◆ Dataset extract
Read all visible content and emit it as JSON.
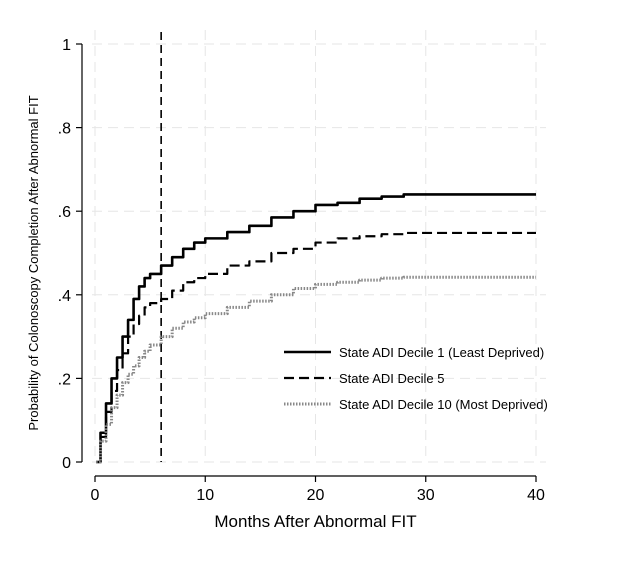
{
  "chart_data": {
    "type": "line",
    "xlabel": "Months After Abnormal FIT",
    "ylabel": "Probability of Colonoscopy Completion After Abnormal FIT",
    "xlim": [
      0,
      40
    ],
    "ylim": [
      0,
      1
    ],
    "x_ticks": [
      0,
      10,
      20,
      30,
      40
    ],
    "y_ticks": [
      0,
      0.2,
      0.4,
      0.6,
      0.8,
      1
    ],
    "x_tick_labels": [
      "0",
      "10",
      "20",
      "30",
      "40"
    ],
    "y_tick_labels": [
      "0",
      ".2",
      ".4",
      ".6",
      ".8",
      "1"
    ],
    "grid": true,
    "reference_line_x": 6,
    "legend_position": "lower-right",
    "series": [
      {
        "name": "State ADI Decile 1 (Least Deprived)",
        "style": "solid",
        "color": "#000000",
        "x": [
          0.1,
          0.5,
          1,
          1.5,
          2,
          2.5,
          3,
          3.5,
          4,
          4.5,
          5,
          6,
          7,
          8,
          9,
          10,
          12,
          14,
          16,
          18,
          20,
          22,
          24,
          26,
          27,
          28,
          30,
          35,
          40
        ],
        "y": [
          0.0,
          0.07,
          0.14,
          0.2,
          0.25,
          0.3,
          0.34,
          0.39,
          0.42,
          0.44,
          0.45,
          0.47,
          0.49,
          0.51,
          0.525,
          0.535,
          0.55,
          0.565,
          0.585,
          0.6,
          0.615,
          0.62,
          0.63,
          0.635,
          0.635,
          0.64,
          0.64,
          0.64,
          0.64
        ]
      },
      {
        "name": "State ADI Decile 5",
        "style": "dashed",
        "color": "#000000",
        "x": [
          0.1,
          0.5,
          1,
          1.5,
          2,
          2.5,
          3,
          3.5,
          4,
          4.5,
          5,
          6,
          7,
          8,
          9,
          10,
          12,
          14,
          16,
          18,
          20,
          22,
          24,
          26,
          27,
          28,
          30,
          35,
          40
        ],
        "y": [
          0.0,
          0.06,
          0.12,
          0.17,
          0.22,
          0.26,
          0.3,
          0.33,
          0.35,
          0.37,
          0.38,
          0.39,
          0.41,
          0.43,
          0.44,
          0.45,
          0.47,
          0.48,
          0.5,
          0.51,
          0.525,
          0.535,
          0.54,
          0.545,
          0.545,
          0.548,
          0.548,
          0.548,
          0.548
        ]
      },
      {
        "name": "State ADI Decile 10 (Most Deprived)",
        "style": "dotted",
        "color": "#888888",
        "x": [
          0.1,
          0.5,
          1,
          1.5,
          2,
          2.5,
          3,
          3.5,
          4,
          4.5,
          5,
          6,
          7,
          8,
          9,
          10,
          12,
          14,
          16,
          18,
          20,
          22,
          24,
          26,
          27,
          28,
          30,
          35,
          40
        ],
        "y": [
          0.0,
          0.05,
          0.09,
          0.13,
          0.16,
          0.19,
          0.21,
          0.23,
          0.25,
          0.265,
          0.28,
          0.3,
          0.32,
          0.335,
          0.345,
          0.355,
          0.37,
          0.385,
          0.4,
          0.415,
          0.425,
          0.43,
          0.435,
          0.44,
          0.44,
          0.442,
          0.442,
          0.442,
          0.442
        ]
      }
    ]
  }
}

* * *

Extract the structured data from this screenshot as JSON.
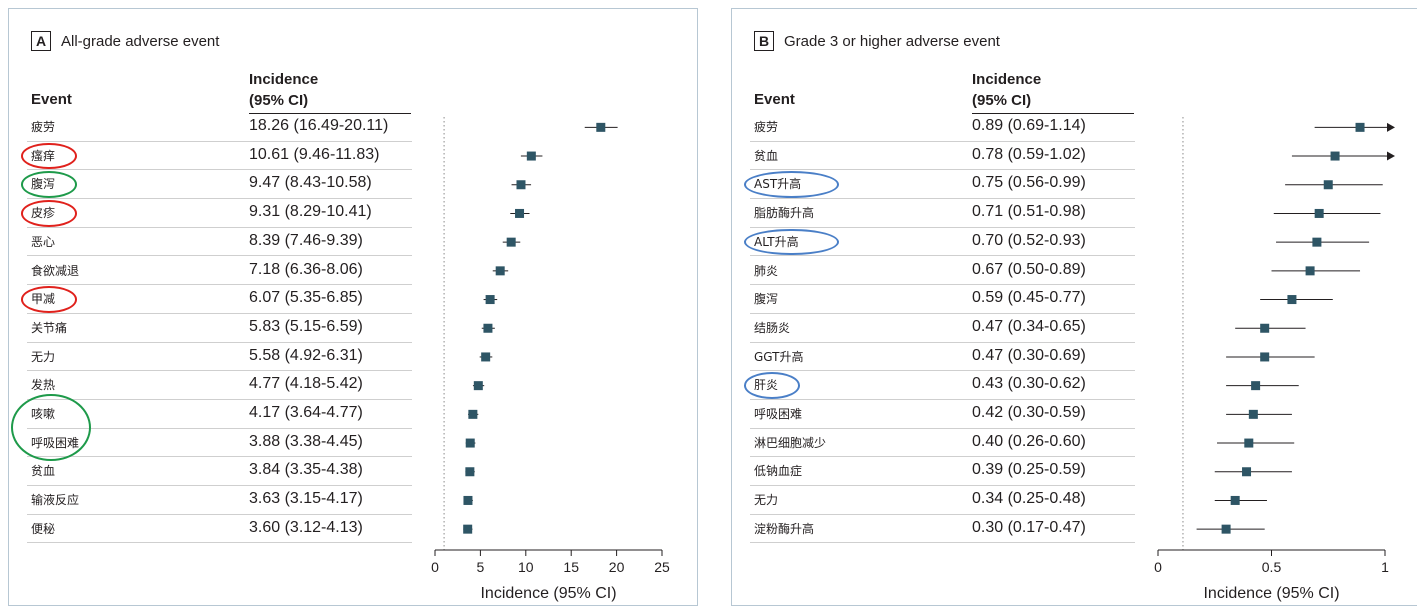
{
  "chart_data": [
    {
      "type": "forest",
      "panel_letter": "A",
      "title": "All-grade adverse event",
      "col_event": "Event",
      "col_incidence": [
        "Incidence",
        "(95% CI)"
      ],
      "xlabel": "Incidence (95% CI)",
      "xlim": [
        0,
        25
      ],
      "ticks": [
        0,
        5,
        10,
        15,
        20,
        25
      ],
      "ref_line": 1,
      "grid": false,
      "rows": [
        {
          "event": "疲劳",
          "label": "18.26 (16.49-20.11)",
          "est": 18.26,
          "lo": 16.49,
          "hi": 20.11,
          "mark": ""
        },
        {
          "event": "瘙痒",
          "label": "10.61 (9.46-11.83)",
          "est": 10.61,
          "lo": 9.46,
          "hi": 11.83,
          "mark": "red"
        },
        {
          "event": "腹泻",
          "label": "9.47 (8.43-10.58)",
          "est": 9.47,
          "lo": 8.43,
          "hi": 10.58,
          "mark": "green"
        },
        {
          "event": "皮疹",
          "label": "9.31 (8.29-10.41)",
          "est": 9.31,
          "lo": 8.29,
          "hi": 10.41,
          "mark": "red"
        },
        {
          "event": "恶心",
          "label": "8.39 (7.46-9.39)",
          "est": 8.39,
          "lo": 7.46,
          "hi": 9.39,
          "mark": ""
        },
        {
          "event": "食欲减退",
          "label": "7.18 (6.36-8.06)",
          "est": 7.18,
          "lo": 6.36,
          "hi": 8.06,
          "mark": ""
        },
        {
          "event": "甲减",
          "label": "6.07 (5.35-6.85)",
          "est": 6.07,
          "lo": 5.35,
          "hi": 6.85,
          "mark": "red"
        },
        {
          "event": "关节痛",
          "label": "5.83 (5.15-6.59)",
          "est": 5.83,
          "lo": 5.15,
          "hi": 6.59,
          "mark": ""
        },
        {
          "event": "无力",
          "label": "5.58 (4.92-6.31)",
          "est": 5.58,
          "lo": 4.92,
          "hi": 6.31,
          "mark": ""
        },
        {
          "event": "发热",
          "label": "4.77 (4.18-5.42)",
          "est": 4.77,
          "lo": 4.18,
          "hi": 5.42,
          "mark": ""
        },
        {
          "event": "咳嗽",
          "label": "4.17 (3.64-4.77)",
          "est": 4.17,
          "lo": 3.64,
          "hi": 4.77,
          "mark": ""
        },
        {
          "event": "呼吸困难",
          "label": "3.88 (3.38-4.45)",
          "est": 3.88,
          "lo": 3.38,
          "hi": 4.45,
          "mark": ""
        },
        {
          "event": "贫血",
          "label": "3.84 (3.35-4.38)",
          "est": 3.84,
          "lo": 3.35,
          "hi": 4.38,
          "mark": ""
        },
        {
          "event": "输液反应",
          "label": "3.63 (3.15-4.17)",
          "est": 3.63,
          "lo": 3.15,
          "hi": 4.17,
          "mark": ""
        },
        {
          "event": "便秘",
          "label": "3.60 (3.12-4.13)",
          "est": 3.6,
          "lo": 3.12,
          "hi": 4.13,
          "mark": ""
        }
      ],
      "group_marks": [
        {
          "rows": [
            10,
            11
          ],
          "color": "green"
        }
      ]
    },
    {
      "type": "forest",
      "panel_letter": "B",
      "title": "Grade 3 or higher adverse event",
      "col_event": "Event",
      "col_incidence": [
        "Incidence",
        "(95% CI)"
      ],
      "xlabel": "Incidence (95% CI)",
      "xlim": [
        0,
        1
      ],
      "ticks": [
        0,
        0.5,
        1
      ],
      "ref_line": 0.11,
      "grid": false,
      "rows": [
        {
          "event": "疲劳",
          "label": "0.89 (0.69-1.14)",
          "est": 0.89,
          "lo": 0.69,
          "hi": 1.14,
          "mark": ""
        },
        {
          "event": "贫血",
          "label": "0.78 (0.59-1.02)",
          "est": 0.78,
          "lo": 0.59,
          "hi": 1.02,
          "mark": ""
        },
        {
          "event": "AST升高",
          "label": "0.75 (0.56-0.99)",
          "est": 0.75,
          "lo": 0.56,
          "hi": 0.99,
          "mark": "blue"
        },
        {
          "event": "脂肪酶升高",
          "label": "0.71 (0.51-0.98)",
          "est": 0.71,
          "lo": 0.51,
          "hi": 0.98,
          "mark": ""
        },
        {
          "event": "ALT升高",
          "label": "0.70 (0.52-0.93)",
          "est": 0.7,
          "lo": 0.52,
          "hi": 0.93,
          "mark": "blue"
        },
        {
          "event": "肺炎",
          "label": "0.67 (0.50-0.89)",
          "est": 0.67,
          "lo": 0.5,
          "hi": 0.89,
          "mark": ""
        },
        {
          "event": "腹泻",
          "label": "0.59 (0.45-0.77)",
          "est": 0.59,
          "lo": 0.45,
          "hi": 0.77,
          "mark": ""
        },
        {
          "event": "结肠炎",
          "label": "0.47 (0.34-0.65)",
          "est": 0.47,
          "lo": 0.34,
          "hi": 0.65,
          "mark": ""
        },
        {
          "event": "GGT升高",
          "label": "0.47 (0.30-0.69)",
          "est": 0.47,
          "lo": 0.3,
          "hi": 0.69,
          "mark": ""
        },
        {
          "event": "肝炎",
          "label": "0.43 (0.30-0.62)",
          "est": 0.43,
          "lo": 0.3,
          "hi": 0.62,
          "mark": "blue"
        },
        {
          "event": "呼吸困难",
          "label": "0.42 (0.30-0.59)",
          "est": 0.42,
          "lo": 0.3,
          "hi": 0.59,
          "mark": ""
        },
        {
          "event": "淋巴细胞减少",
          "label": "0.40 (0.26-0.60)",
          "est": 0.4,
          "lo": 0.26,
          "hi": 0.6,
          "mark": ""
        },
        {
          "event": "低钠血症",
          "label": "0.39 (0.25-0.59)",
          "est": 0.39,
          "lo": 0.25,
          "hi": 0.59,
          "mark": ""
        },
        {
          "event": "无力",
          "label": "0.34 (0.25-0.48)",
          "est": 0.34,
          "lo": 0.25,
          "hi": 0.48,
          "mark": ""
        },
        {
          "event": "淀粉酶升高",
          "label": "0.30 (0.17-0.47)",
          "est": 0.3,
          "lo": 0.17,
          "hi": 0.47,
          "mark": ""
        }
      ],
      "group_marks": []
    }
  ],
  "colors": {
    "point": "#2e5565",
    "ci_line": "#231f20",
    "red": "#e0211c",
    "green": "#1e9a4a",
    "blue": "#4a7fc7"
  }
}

--

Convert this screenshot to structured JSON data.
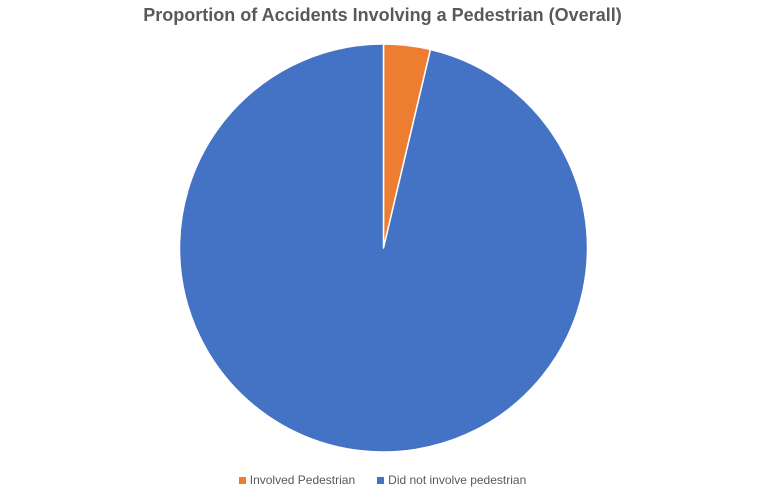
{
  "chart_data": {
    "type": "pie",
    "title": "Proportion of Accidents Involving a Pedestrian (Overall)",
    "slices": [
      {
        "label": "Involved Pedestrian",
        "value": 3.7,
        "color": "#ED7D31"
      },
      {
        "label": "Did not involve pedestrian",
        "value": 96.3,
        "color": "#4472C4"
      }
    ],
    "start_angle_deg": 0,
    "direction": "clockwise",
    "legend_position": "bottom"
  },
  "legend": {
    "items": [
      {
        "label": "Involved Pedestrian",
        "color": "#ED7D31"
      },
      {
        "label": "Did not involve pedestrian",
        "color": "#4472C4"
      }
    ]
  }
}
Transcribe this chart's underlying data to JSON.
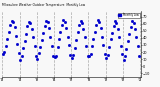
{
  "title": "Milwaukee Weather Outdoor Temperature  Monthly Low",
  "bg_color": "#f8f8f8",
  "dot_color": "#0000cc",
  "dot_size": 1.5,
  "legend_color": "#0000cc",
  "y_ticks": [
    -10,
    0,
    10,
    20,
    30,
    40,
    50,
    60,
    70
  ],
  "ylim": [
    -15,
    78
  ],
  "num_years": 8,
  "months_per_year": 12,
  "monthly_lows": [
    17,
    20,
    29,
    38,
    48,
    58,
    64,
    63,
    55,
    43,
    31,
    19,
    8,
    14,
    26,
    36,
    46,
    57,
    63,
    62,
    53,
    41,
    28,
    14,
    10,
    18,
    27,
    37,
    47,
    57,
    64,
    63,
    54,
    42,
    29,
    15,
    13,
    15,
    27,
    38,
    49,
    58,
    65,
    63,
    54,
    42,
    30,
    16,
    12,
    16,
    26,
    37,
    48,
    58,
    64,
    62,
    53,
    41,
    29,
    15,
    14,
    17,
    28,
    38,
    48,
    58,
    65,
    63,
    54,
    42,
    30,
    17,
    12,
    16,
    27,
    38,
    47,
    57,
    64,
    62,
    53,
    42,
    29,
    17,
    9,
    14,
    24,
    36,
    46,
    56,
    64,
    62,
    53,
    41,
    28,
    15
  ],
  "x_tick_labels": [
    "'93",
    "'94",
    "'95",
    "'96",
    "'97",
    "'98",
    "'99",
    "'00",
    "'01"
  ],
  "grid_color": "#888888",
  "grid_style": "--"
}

◆ Stated goal
Report the number of lines above that contain the word "Decile", and only that number.

◆ Complete answer
3